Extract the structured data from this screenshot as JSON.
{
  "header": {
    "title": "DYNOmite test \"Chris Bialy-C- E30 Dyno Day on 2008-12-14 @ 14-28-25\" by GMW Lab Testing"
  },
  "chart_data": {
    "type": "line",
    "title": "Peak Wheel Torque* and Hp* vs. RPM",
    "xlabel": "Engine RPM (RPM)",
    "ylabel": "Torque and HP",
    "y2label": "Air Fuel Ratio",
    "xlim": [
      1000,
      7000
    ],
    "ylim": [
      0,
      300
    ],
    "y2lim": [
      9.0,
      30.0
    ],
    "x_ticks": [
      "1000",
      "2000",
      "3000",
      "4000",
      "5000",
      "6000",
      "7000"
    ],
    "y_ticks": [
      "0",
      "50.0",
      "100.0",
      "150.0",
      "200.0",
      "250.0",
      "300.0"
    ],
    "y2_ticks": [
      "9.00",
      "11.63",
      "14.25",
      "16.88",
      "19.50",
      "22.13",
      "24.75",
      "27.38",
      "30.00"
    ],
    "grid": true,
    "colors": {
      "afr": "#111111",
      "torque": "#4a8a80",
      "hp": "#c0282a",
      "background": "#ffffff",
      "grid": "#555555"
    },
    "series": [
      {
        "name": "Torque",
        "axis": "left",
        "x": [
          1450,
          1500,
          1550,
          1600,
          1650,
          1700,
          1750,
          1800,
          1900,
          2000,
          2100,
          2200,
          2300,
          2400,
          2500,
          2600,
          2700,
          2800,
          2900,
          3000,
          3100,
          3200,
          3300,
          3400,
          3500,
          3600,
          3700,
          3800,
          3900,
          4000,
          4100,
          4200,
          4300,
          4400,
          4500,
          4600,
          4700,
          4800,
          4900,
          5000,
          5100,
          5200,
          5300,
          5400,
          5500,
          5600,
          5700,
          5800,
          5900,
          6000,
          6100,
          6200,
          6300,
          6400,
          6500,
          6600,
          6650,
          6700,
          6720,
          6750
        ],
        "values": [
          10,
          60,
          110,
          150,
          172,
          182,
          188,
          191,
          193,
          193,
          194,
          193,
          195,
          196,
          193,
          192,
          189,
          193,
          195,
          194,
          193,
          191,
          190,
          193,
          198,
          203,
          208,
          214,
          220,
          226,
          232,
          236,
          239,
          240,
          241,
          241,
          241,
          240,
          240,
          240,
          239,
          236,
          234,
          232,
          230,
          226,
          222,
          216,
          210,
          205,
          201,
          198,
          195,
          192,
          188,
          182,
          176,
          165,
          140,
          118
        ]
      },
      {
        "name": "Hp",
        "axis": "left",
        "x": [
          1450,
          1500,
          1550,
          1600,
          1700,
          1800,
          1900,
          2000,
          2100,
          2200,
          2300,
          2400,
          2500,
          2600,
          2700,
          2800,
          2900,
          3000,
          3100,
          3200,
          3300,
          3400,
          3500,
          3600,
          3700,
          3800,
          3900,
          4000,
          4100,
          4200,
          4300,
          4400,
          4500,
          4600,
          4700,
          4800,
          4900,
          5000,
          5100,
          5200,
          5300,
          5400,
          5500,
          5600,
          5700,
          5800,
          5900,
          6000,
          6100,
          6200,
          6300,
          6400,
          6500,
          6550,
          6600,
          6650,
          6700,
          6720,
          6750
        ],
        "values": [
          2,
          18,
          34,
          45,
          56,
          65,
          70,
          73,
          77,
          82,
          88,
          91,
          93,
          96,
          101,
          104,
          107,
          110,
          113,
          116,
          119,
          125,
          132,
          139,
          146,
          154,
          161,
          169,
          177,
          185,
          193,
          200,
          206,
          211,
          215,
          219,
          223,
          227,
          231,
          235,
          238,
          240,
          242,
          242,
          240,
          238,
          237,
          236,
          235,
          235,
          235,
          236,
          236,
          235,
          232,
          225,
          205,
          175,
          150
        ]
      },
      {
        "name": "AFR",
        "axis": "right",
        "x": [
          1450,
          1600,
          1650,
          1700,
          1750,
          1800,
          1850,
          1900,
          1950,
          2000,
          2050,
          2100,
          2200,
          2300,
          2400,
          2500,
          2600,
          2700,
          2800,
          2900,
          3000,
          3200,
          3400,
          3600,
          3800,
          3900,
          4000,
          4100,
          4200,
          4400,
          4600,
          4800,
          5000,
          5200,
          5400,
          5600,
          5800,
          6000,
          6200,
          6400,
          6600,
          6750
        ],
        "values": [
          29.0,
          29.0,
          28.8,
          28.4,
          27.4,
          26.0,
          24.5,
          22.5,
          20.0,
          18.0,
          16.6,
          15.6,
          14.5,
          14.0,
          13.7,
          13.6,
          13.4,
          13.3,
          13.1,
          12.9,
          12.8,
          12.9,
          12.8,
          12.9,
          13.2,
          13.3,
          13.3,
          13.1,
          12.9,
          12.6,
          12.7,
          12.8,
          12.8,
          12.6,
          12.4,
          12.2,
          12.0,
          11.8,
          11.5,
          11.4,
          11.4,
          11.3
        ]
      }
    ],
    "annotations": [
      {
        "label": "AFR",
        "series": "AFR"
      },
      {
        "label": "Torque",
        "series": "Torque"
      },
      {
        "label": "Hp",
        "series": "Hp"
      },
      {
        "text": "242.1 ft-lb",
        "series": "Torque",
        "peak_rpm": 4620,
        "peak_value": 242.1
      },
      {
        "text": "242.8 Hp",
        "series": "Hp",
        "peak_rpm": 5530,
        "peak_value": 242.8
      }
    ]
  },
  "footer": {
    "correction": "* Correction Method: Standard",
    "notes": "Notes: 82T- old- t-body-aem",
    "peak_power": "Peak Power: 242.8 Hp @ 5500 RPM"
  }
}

::::::

* Stated problem
Leave out every line without the string "series" and copy the rest.

* Worked solution
    "series": [
        "series": "AFR"
        "series": "Torque"
        "series": "Hp"
        "series": "Torque",
        "series": "Hp",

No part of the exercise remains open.